━━ DATA FOR THIS EXERCISE

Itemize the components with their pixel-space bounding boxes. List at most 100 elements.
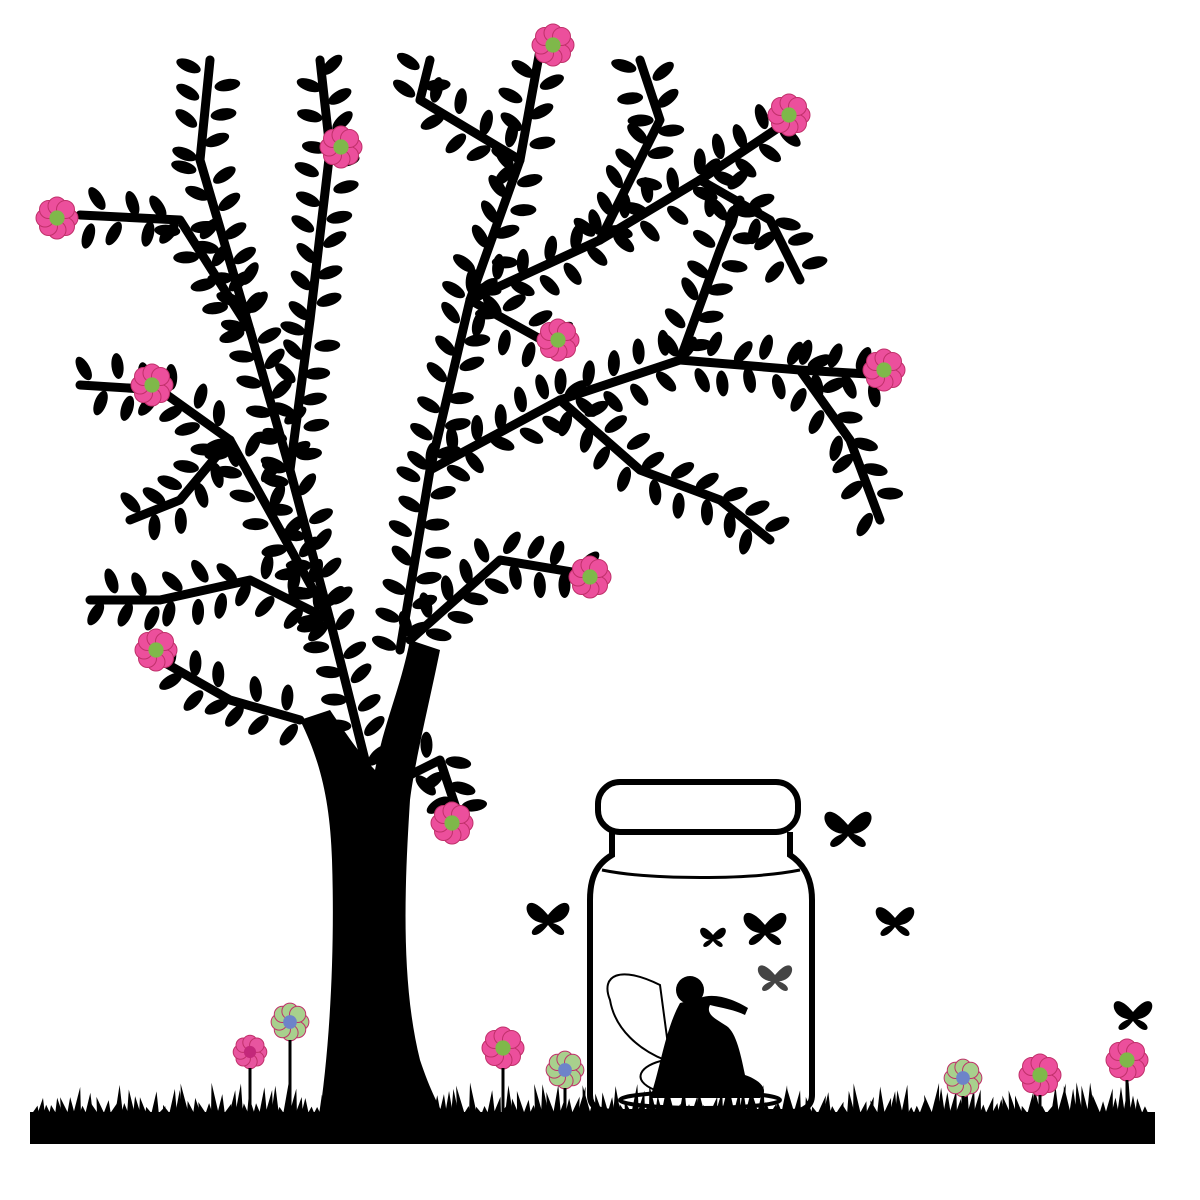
leaf (417, 396, 441, 414)
leaf (484, 578, 509, 595)
grass-blade (823, 1092, 831, 1115)
leaf (332, 745, 359, 759)
flower (134, 628, 178, 672)
grass-blade (151, 1091, 159, 1115)
leaf (535, 374, 550, 400)
leaf (321, 54, 343, 75)
grass-blade (637, 1090, 645, 1115)
grass-blade (1092, 1094, 1101, 1115)
leaf (754, 231, 776, 251)
leaf (459, 356, 485, 372)
butterfly (700, 927, 726, 948)
leaf (269, 483, 286, 508)
leaf (162, 571, 183, 592)
leaf (214, 593, 228, 619)
leaf (658, 124, 685, 137)
leaf (398, 611, 413, 637)
grass-blade (534, 1083, 543, 1115)
grass-blade (325, 1103, 333, 1115)
grass-blade (463, 1105, 471, 1115)
leaf (445, 756, 472, 769)
leaf (257, 327, 282, 344)
leaf (440, 575, 454, 602)
grass-blade (67, 1097, 75, 1115)
leaf (245, 405, 272, 418)
grass-blade (931, 1083, 940, 1115)
flower (232, 1034, 268, 1070)
leaf (220, 319, 247, 333)
leaf (516, 248, 529, 275)
leaf (466, 145, 491, 161)
grass-blade (187, 1100, 195, 1115)
leaf (519, 427, 544, 444)
grass-blade (456, 1085, 465, 1115)
grass-blade (613, 1085, 621, 1115)
leaf (357, 694, 381, 712)
leaf (697, 310, 724, 324)
grass-blade (853, 1083, 861, 1115)
jar-rim (601, 868, 801, 879)
leaf (661, 333, 679, 357)
leaf (288, 301, 310, 321)
butterfly-wing (700, 927, 713, 948)
leaf (415, 571, 442, 585)
leaf (735, 158, 757, 178)
leaf (183, 690, 204, 711)
leaf (554, 368, 567, 395)
butterfly (824, 811, 872, 848)
butterfly (526, 902, 570, 936)
flower (1018, 1053, 1062, 1097)
leaf (671, 462, 695, 479)
grass-blade (546, 1091, 555, 1115)
leaf (398, 495, 422, 513)
leaf (75, 356, 92, 381)
branch (415, 55, 525, 165)
leaf (695, 472, 719, 490)
grass-blade (1075, 1082, 1083, 1115)
leaf (388, 520, 412, 537)
leaf (497, 329, 511, 356)
grass-blade (96, 1096, 105, 1115)
grass-blade (565, 1098, 573, 1115)
leaf (271, 378, 293, 399)
grass-blade (372, 1097, 381, 1115)
leaf (743, 367, 756, 393)
leaf (827, 343, 843, 368)
leaf (721, 260, 748, 273)
leaf (212, 400, 225, 427)
leaf (296, 78, 322, 93)
leaf (176, 83, 200, 101)
leaf (157, 475, 183, 491)
leaf (192, 598, 205, 625)
grass-blade (1051, 1086, 1059, 1115)
leaf (421, 771, 444, 791)
leaf (324, 586, 345, 607)
grass-blade (835, 1101, 844, 1115)
leaf (445, 133, 467, 154)
leaf (604, 415, 628, 433)
grass-blade (427, 1105, 435, 1115)
grass-blade (336, 1104, 345, 1115)
flower-center (550, 332, 566, 348)
grass-blade (403, 1089, 412, 1115)
leaf (489, 436, 515, 451)
leaf (149, 195, 167, 219)
leaf (254, 596, 275, 617)
flower (270, 1002, 310, 1042)
leaf (159, 672, 183, 690)
leaf (521, 342, 536, 368)
leaf (396, 750, 409, 777)
leaf (596, 191, 614, 216)
leaf (607, 225, 633, 239)
leaf (700, 158, 721, 180)
grass-blade (859, 1101, 867, 1115)
leaf (564, 380, 588, 398)
grass-blade (979, 1104, 987, 1115)
leaf (498, 87, 523, 104)
flower (767, 93, 811, 137)
leaf (749, 193, 775, 209)
grass-blade (211, 1082, 219, 1115)
grass-blade (973, 1089, 981, 1115)
leaf (462, 592, 489, 606)
grass-blade (145, 1106, 153, 1115)
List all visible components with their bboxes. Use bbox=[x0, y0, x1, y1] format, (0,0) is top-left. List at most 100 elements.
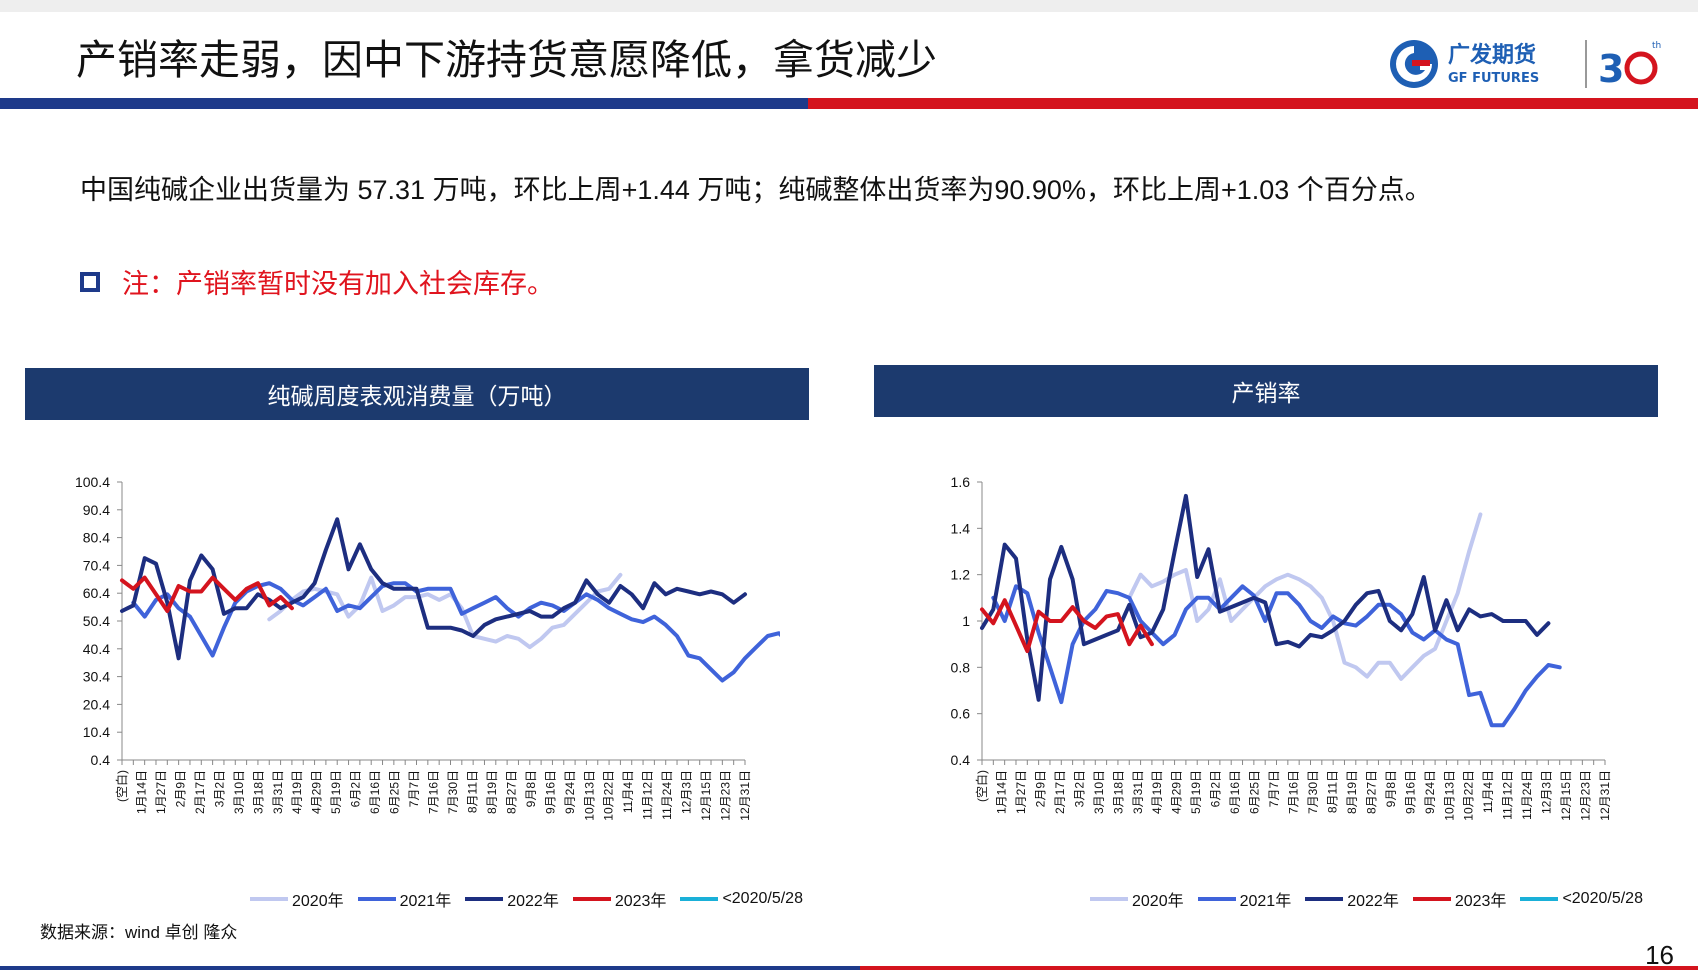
x-tick-label: 7月30日 bbox=[1306, 770, 1320, 814]
legend-label: 2021年 bbox=[1239, 893, 1292, 910]
series-line-0 bbox=[1127, 512, 1483, 681]
legend-item: <2020/5/28 bbox=[680, 890, 803, 908]
legend-swatch bbox=[357, 897, 396, 901]
note-line: 注：产销率暂时没有加入社会库存。 bbox=[80, 262, 554, 301]
x-tick-label: 4月19日 bbox=[290, 770, 304, 814]
x-tick-label: 3月10日 bbox=[1092, 770, 1106, 814]
legend-swatch bbox=[572, 897, 611, 901]
x-tick-label: 2月9日 bbox=[1033, 770, 1047, 807]
x-tick-label: 10月22日 bbox=[1462, 770, 1476, 821]
series-line-3 bbox=[980, 598, 1154, 654]
x-tick-label: 7月7日 bbox=[407, 770, 421, 807]
logo-name: 广发期货 bbox=[1448, 42, 1536, 68]
legend-label: 2021年 bbox=[399, 893, 452, 910]
y-tick-label: 90.4 bbox=[83, 502, 110, 518]
x-tick-label: 9月16日 bbox=[1403, 770, 1417, 814]
chart2-title: 产销率 bbox=[1231, 381, 1301, 407]
data-source: 数据来源：wind 卓创 隆众 bbox=[40, 923, 238, 942]
y-tick-label: 1.6 bbox=[951, 474, 971, 490]
chart2-legend: 2020年 2021年 2022年 2023年 <2020/5/28 bbox=[1090, 887, 1657, 911]
x-tick-label: 11月12日 bbox=[641, 770, 655, 820]
legend-swatch bbox=[680, 897, 719, 901]
x-tick-label: 6月2日 bbox=[349, 770, 363, 807]
x-tick-label: 7月7日 bbox=[1267, 770, 1281, 807]
legend-swatch bbox=[465, 897, 504, 901]
x-tick-label: 2月9日 bbox=[173, 770, 187, 807]
x-tick-label: 11月4日 bbox=[1481, 770, 1495, 813]
x-tick-label: 10月13日 bbox=[582, 770, 596, 821]
note-text: 注：产销率暂时没有加入社会库存。 bbox=[122, 269, 554, 299]
x-tick-label: 2月17日 bbox=[193, 770, 207, 814]
top-strip bbox=[0, 0, 1698, 12]
y-tick-label: 80.4 bbox=[83, 530, 110, 546]
legend-item: 2023年 bbox=[1412, 887, 1506, 911]
legend-swatch bbox=[1412, 897, 1451, 901]
x-tick-label: 8月27日 bbox=[504, 770, 518, 814]
y-tick-label: 1.4 bbox=[951, 520, 971, 536]
x-tick-label: 1月27日 bbox=[154, 770, 168, 814]
y-tick-label: 30.4 bbox=[83, 669, 110, 685]
footer-rule-blue bbox=[0, 966, 860, 970]
series-line-3 bbox=[120, 575, 294, 613]
x-tick-label: 3月31日 bbox=[271, 770, 285, 814]
legend-label: 2022年 bbox=[1347, 893, 1399, 910]
x-tick-label: 11月24日 bbox=[660, 770, 674, 820]
x-tick-label: 12月15日 bbox=[1559, 770, 1573, 821]
x-tick-label: 7月30日 bbox=[446, 770, 460, 814]
y-tick-label: 50.4 bbox=[83, 613, 110, 629]
x-tick-label: 10月22日 bbox=[602, 770, 616, 821]
page-number: 16 bbox=[1645, 940, 1674, 970]
y-tick-label: 0.6 bbox=[951, 706, 971, 722]
legend-label: <2020/5/28 bbox=[1562, 890, 1643, 907]
x-tick-label: (空白) bbox=[114, 770, 129, 802]
x-tick-label: 8月11日 bbox=[1325, 770, 1339, 813]
x-tick-label: 4月29日 bbox=[310, 770, 324, 814]
x-tick-label: 12月31日 bbox=[1598, 770, 1612, 821]
legend-label: <2020/5/28 bbox=[722, 890, 803, 907]
x-tick-label: 6月16日 bbox=[368, 770, 382, 814]
legend-swatch bbox=[1197, 897, 1236, 901]
y-tick-label: 0.4 bbox=[91, 752, 111, 768]
x-tick-label: 6月25日 bbox=[388, 770, 402, 814]
x-tick-label: 1月14日 bbox=[134, 770, 148, 814]
legend-item: 2023年 bbox=[572, 887, 667, 911]
x-tick-label: 9月24日 bbox=[563, 770, 577, 814]
x-tick-label: 8月19日 bbox=[485, 770, 499, 814]
legend-item: 2022年 bbox=[1305, 887, 1399, 911]
logo-english: GF FUTURES bbox=[1448, 71, 1539, 86]
thirty-anniversary-icon: 3 th bbox=[1598, 41, 1661, 91]
x-tick-label: 6月2日 bbox=[1209, 770, 1223, 807]
x-tick-label: 11月24日 bbox=[1520, 770, 1534, 820]
legend-item: 2021年 bbox=[357, 887, 452, 911]
chart2-header: 产销率 bbox=[874, 365, 1658, 417]
x-tick-label: 6月25日 bbox=[1248, 770, 1262, 814]
summary-text: 中国纯碱企业出货量为 57.31 万吨，环比上周+1.44 万吨；纯碱整体出货率… bbox=[80, 175, 1432, 205]
x-tick-label: 3月10日 bbox=[232, 770, 246, 814]
legend-label: 2023年 bbox=[614, 893, 667, 910]
y-tick-label: 70.4 bbox=[83, 557, 110, 573]
slide-title: 产销率走弱，因中下游持货意愿降低，拿货减少 bbox=[76, 37, 937, 83]
y-tick-label: 1.2 bbox=[951, 567, 971, 583]
x-tick-label: 9月8日 bbox=[1384, 770, 1398, 807]
x-tick-label: 5月19日 bbox=[1189, 770, 1203, 814]
consumption-line-chart: 0.4 10.4 20.4 30.4 40.4 50.4 60.4 70.4 80.4 90.4 1… bbox=[75, 474, 780, 821]
x-tick-label: 11月12日 bbox=[1501, 770, 1515, 820]
header-rule-blue bbox=[0, 98, 808, 109]
y-tick-label: 0.4 bbox=[951, 752, 971, 768]
legend-label: 2022年 bbox=[507, 893, 559, 910]
x-tick-label: 8月11日 bbox=[465, 770, 479, 813]
x-tick-label: 3月18日 bbox=[1111, 770, 1125, 814]
footer-rule-red bbox=[860, 966, 1698, 970]
x-tick-label: 6月16日 bbox=[1228, 770, 1242, 814]
chart1-legend: 2020年 2021年 2022年 2023年 <2020/5/28 bbox=[250, 887, 817, 911]
x-tick-label: 2月17日 bbox=[1053, 770, 1067, 814]
gf-futures-logo: 广发期货 GF FUTURES 3 th bbox=[1390, 40, 1661, 91]
legend-swatch bbox=[250, 897, 288, 901]
legend-item: 2020年 bbox=[250, 887, 344, 911]
square-bullet-icon bbox=[80, 271, 100, 292]
x-tick-label: 9月16日 bbox=[543, 770, 557, 814]
x-tick-label: 9月24日 bbox=[1423, 770, 1437, 814]
y-tick-label: 1 bbox=[962, 613, 970, 629]
x-tick-label: 4月19日 bbox=[1150, 770, 1164, 814]
x-tick-label: 12月23日 bbox=[719, 770, 733, 821]
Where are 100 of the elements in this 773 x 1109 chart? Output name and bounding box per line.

━━━━

- [WRITTEN EXERCISE]: Could you write out, unchanged, the lines of the listing from the line with "x-tick-label: 7月30日 bbox=[1306, 770, 1320, 814]" to the line with "x-tick-label: 3月10日 bbox=[1092, 770, 1106, 814]", including both of those lines?

- [RESULT]:
x-tick-label: 7月30日 bbox=[1306, 770, 1320, 814]
legend-label: 2021年 bbox=[1239, 893, 1292, 910]
series-line-0 bbox=[1127, 512, 1483, 681]
legend-item: <2020/5/28 bbox=[680, 890, 803, 908]
legend-swatch bbox=[357, 897, 396, 901]
note-line: 注：产销率暂时没有加入社会库存。 bbox=[80, 262, 554, 301]
x-tick-label: 4月19日 bbox=[290, 770, 304, 814]
x-tick-label: 3月10日 bbox=[1092, 770, 1106, 814]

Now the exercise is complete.